→ **TASK TO CARRY OUT**: Copy out every record below exactly as written, but leave out any pictures.

→ **RECORD SET**:
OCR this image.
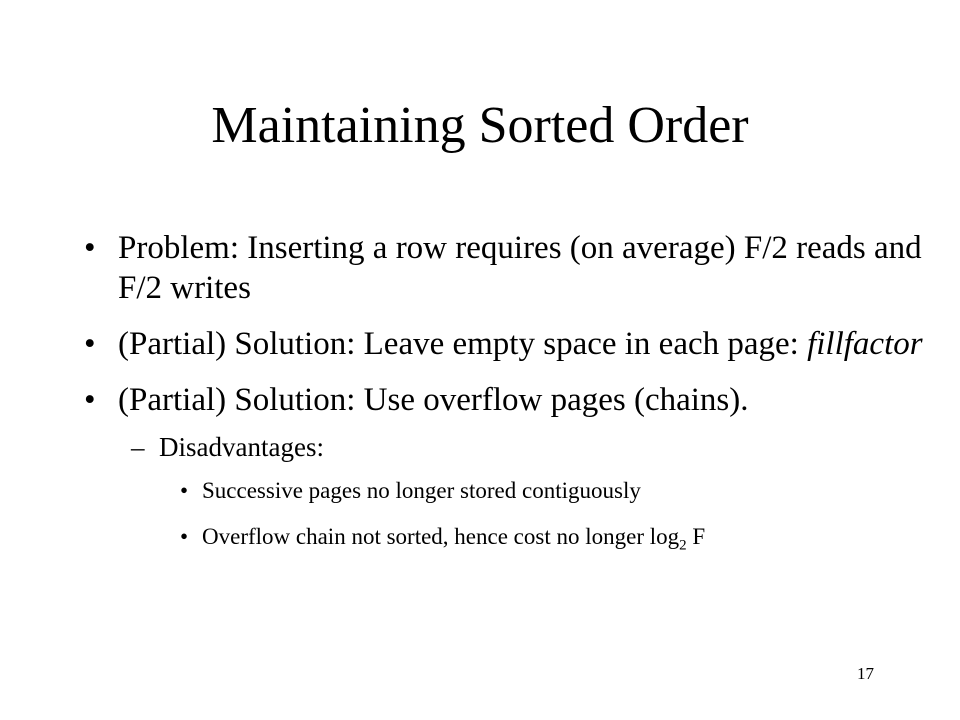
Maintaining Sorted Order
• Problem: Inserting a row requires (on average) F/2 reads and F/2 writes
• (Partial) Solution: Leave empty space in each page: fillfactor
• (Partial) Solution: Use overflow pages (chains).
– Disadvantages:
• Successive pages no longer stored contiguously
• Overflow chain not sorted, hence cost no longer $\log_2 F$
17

→ **SOLUTION TO THE EXERCISE**:
OCR this image.
Maintaining Sorted Order
• Problem: Inserting a row requires (on average) F/2 reads and F/2 writes
• (Partial) Solution: Leave empty space in each page: fillfactor
• (Partial) Solution: Use overflow pages (chains).
– Disadvantages:
• Successive pages no longer stored contiguously
• Overflow chain not sorted, hence cost no longer $\log_2 F$
17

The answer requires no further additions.